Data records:
=-=-=

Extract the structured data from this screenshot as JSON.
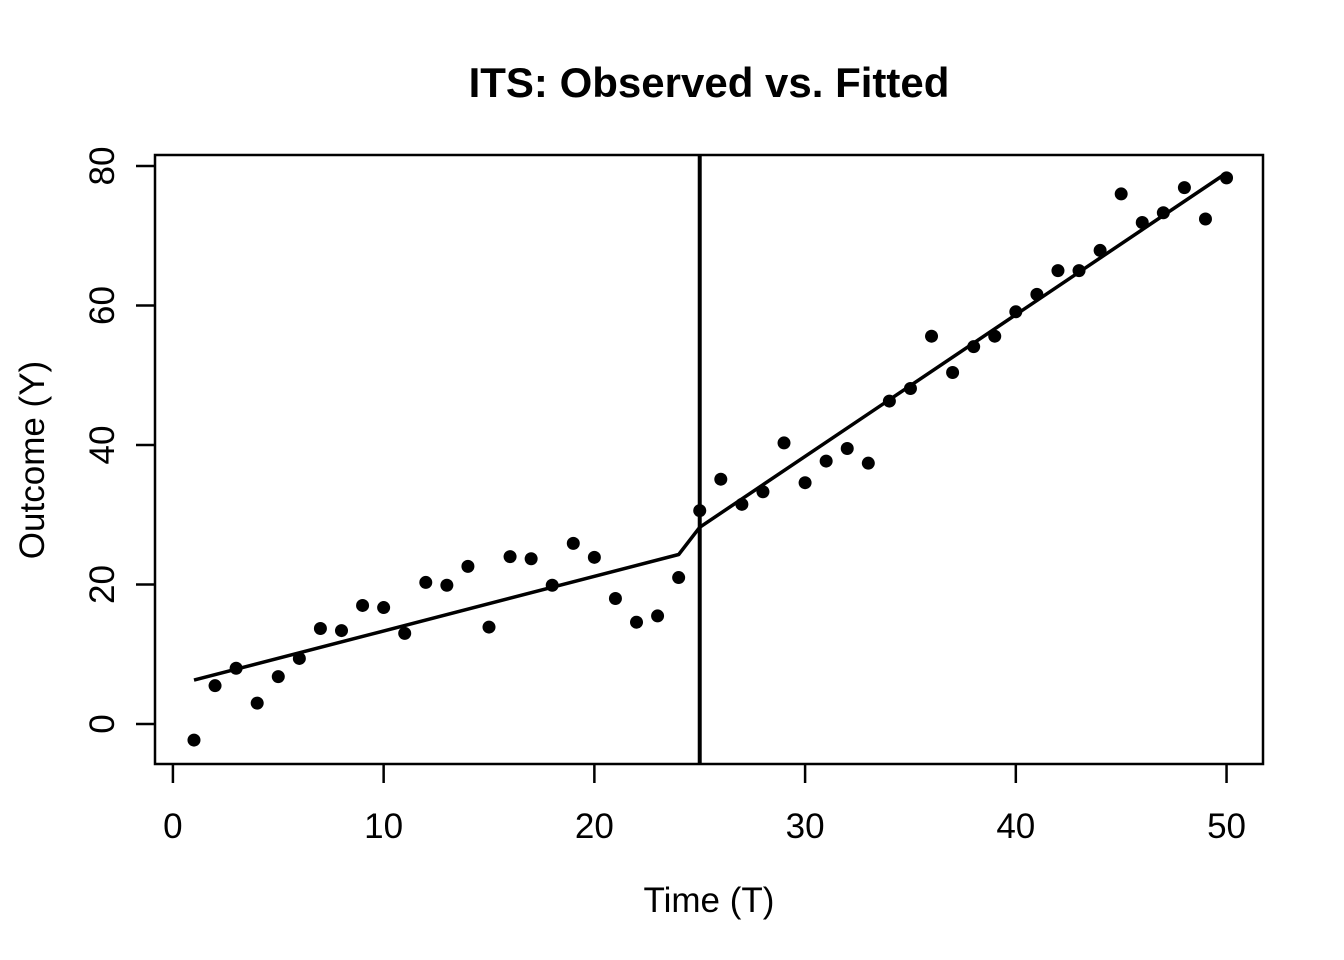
{
  "figure": {
    "background_color": "#ffffff",
    "foreground_color": "#000000"
  },
  "chart_data": {
    "type": "scatter",
    "title": "ITS: Observed vs. Fitted",
    "xlabel": "Time (T)",
    "ylabel": "Outcome (Y)",
    "xlim": [
      -0.85,
      51.73
    ],
    "ylim": [
      -5.73,
      81.58
    ],
    "x_ticks": [
      0,
      10,
      20,
      30,
      40,
      50
    ],
    "y_ticks": [
      0,
      20,
      40,
      60,
      80
    ],
    "grid": false,
    "legend_position": "none",
    "marker": "filled-circle",
    "point_color": "#000000",
    "line_color": "#000000",
    "series": [
      {
        "name": "Observed",
        "type": "points",
        "x": [
          1,
          2,
          3,
          4,
          5,
          6,
          7,
          8,
          9,
          10,
          11,
          12,
          13,
          14,
          15,
          16,
          17,
          18,
          19,
          20,
          21,
          22,
          23,
          24,
          25,
          26,
          27,
          28,
          29,
          30,
          31,
          32,
          33,
          34,
          35,
          36,
          37,
          38,
          39,
          40,
          41,
          42,
          43,
          44,
          45,
          46,
          47,
          48,
          49,
          50
        ],
        "y": [
          -2.3,
          5.5,
          8.0,
          3.0,
          6.8,
          9.4,
          13.7,
          13.4,
          17.0,
          16.7,
          13.0,
          20.3,
          19.9,
          22.6,
          13.9,
          24.0,
          23.7,
          19.9,
          25.9,
          23.9,
          18.0,
          14.6,
          15.5,
          21.0,
          30.6,
          35.1,
          31.5,
          33.3,
          40.3,
          34.6,
          37.7,
          39.5,
          37.4,
          46.3,
          48.1,
          55.6,
          50.4,
          54.1,
          55.6,
          59.1,
          61.6,
          65.0,
          65.0,
          67.9,
          76.0,
          71.9,
          73.3,
          76.9,
          72.4,
          78.3
        ]
      },
      {
        "name": "Fitted",
        "type": "line",
        "x": [
          1,
          24,
          25,
          50
        ],
        "y": [
          6.3,
          24.3,
          28.2,
          79.0
        ]
      },
      {
        "name": "Intervention",
        "type": "vline",
        "x": 25
      }
    ]
  }
}
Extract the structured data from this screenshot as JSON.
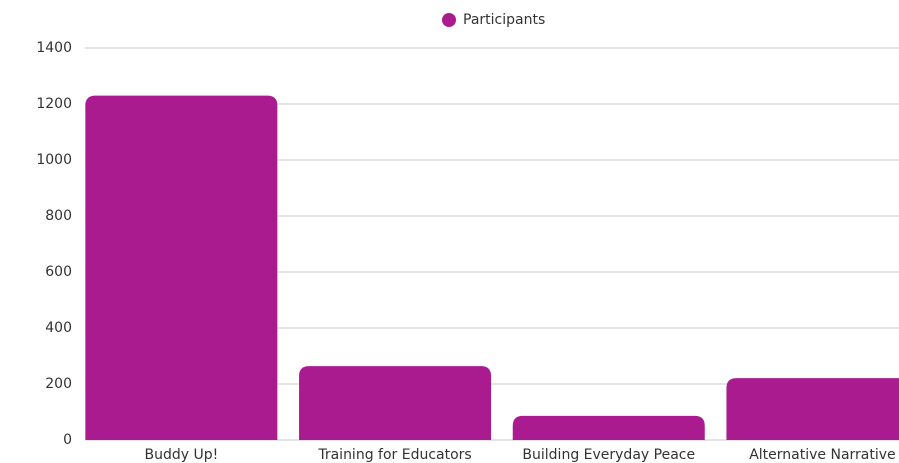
{
  "chart_data": {
    "type": "bar",
    "legend": "Participants",
    "categories": [
      "Buddy Up!",
      "Training for Educators",
      "Building Everyday Peace",
      "Alternative Narrative"
    ],
    "series": [
      {
        "name": "Participants",
        "color": "#a91b8e",
        "values": [
          1230,
          264,
          86,
          221
        ]
      }
    ],
    "ylim": [
      0,
      1400
    ],
    "yticks": [
      0,
      200,
      400,
      600,
      800,
      1000,
      1200,
      1400
    ],
    "grid": true
  }
}
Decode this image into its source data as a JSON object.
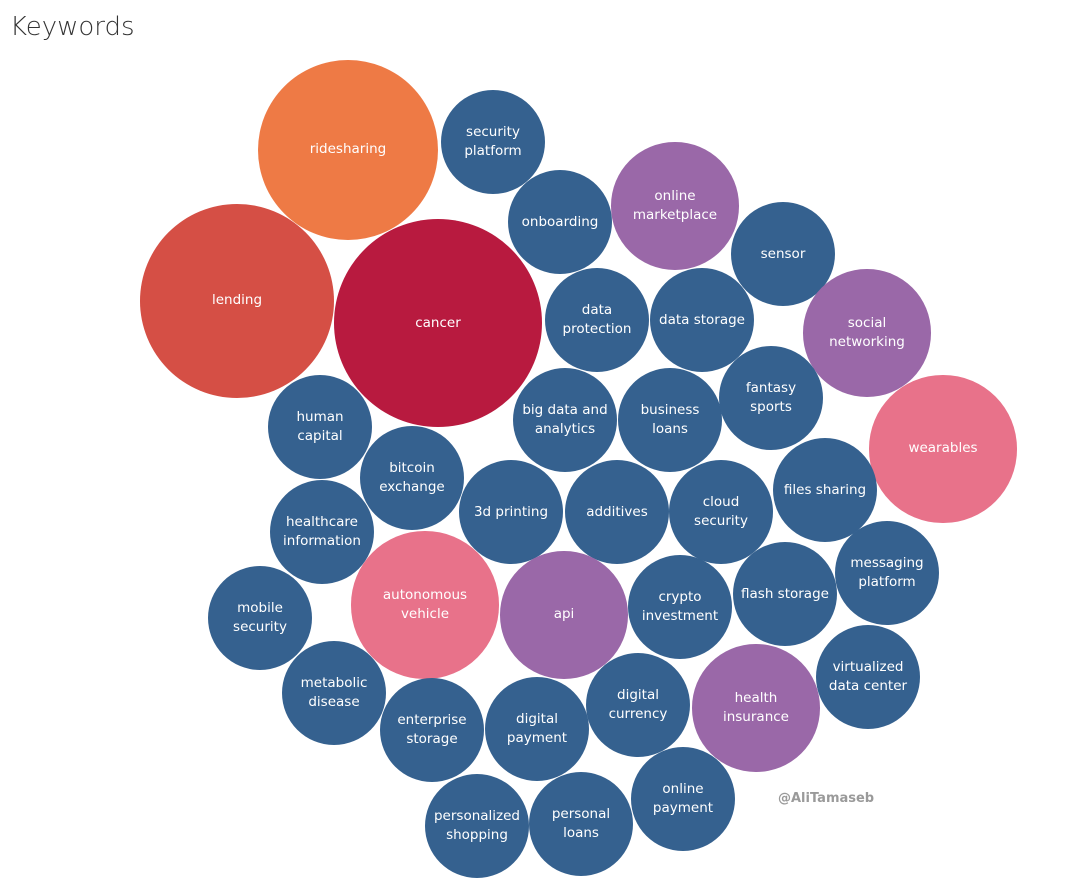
{
  "chart_data": {
    "type": "bubble",
    "title": "Keywords",
    "watermark": "@AliTamaseb",
    "categories": [
      "ridesharing",
      "security platform",
      "lending",
      "cancer",
      "onboarding",
      "online marketplace",
      "sensor",
      "data protection",
      "data storage",
      "social networking",
      "human capital",
      "big data and analytics",
      "business loans",
      "fantasy sports",
      "wearables",
      "bitcoin exchange",
      "healthcare information",
      "3d printing",
      "additives",
      "cloud security",
      "files sharing",
      "messaging platform",
      "autonomous vehicle",
      "api",
      "crypto investment",
      "flash storage",
      "mobile security",
      "virtualized data center",
      "metabolic disease",
      "enterprise storage",
      "digital payment",
      "digital currency",
      "health insurance",
      "online payment",
      "personalized shopping",
      "personal loans"
    ],
    "values": [
      3,
      1,
      3.5,
      4,
      1,
      1.5,
      1,
      1,
      1,
      1.5,
      1,
      1,
      1,
      1,
      2,
      1,
      1,
      1,
      1,
      1,
      1,
      1,
      2,
      1.5,
      1,
      1,
      1,
      1,
      1,
      1,
      1,
      1,
      1.5,
      1,
      1,
      1
    ],
    "colors": [
      "#ee7a45",
      "#35618f",
      "#d54f45",
      "#b81a3f",
      "#35618f",
      "#9a68a8",
      "#35618f",
      "#35618f",
      "#35618f",
      "#9a68a8",
      "#35618f",
      "#35618f",
      "#35618f",
      "#35618f",
      "#e8728a",
      "#35618f",
      "#35618f",
      "#35618f",
      "#35618f",
      "#35618f",
      "#35618f",
      "#35618f",
      "#e8728a",
      "#9a68a8",
      "#35618f",
      "#35618f",
      "#35618f",
      "#35618f",
      "#35618f",
      "#35618f",
      "#35618f",
      "#35618f",
      "#9a68a8",
      "#35618f",
      "#35618f",
      "#35618f"
    ]
  }
}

=-=-=

Task to complete
Without including any pictures, output all the entries above exactly.

Exercise output
Extract the structured data from this screenshot as JSON.
{
  "figure": {
    "background_color": "#ffffff",
    "foreground_color": "#000000"
  },
  "chart_data": {
    "type": "scatter",
    "title": "ITS: Observed vs. Fitted",
    "xlabel": "Time (T)",
    "ylabel": "Outcome (Y)",
    "xlim": [
      -0.85,
      51.73
    ],
    "ylim": [
      -5.73,
      81.58
    ],
    "x_ticks": [
      0,
      10,
      20,
      30,
      40,
      50
    ],
    "y_ticks": [
      0,
      20,
      40,
      60,
      80
    ],
    "grid": false,
    "legend_position": "none",
    "marker": "filled-circle",
    "point_color": "#000000",
    "line_color": "#000000",
    "series": [
      {
        "name": "Observed",
        "type": "points",
        "x": [
          1,
          2,
          3,
          4,
          5,
          6,
          7,
          8,
          9,
          10,
          11,
          12,
          13,
          14,
          15,
          16,
          17,
          18,
          19,
          20,
          21,
          22,
          23,
          24,
          25,
          26,
          27,
          28,
          29,
          30,
          31,
          32,
          33,
          34,
          35,
          36,
          37,
          38,
          39,
          40,
          41,
          42,
          43,
          44,
          45,
          46,
          47,
          48,
          49,
          50
        ],
        "y": [
          -2.3,
          5.5,
          8.0,
          3.0,
          6.8,
          9.4,
          13.7,
          13.4,
          17.0,
          16.7,
          13.0,
          20.3,
          19.9,
          22.6,
          13.9,
          24.0,
          23.7,
          19.9,
          25.9,
          23.9,
          18.0,
          14.6,
          15.5,
          21.0,
          30.6,
          35.1,
          31.5,
          33.3,
          40.3,
          34.6,
          37.7,
          39.5,
          37.4,
          46.3,
          48.1,
          55.6,
          50.4,
          54.1,
          55.6,
          59.1,
          61.6,
          65.0,
          65.0,
          67.9,
          76.0,
          71.9,
          73.3,
          76.9,
          72.4,
          78.3
        ]
      },
      {
        "name": "Fitted",
        "type": "line",
        "x": [
          1,
          24,
          25,
          50
        ],
        "y": [
          6.3,
          24.3,
          28.2,
          79.0
        ]
      },
      {
        "name": "Intervention",
        "type": "vline",
        "x": 25
      }
    ]
  }
}
Extract the structured data from this screenshot as JSON.
{
  "chart_data": {
    "type": "bar",
    "legend": "Participants",
    "categories": [
      "Buddy Up!",
      "Training for Educators",
      "Building Everyday Peace",
      "Alternative Narrative"
    ],
    "series": [
      {
        "name": "Participants",
        "color": "#a91b8e",
        "values": [
          1230,
          264,
          86,
          221
        ]
      }
    ],
    "ylim": [
      0,
      1400
    ],
    "yticks": [
      0,
      200,
      400,
      600,
      800,
      1000,
      1200,
      1400
    ],
    "grid": true
  }
}
Decode this image into its source data as a JSON object.
{
  "chart_data": {
    "type": "bubble",
    "title": "Keywords",
    "watermark": "@AliTamaseb",
    "categories": [
      "ridesharing",
      "security platform",
      "lending",
      "cancer",
      "onboarding",
      "online marketplace",
      "sensor",
      "data protection",
      "data storage",
      "social networking",
      "human capital",
      "big data and analytics",
      "business loans",
      "fantasy sports",
      "wearables",
      "bitcoin exchange",
      "healthcare information",
      "3d printing",
      "additives",
      "cloud security",
      "files sharing",
      "messaging platform",
      "autonomous vehicle",
      "api",
      "crypto investment",
      "flash storage",
      "mobile security",
      "virtualized data center",
      "metabolic disease",
      "enterprise storage",
      "digital payment",
      "digital currency",
      "health insurance",
      "online payment",
      "personalized shopping",
      "personal loans"
    ],
    "values": [
      3,
      1,
      3.5,
      4,
      1,
      1.5,
      1,
      1,
      1,
      1.5,
      1,
      1,
      1,
      1,
      2,
      1,
      1,
      1,
      1,
      1,
      1,
      1,
      2,
      1.5,
      1,
      1,
      1,
      1,
      1,
      1,
      1,
      1,
      1.5,
      1,
      1,
      1
    ],
    "colors": [
      "#ee7a45",
      "#35618f",
      "#d54f45",
      "#b81a3f",
      "#35618f",
      "#9a68a8",
      "#35618f",
      "#35618f",
      "#35618f",
      "#9a68a8",
      "#35618f",
      "#35618f",
      "#35618f",
      "#35618f",
      "#e8728a",
      "#35618f",
      "#35618f",
      "#35618f",
      "#35618f",
      "#35618f",
      "#35618f",
      "#35618f",
      "#e8728a",
      "#9a68a8",
      "#35618f",
      "#35618f",
      "#35618f",
      "#35618f",
      "#35618f",
      "#35618f",
      "#35618f",
      "#35618f",
      "#9a68a8",
      "#35618f",
      "#35618f",
      "#35618f"
    ]
  }
}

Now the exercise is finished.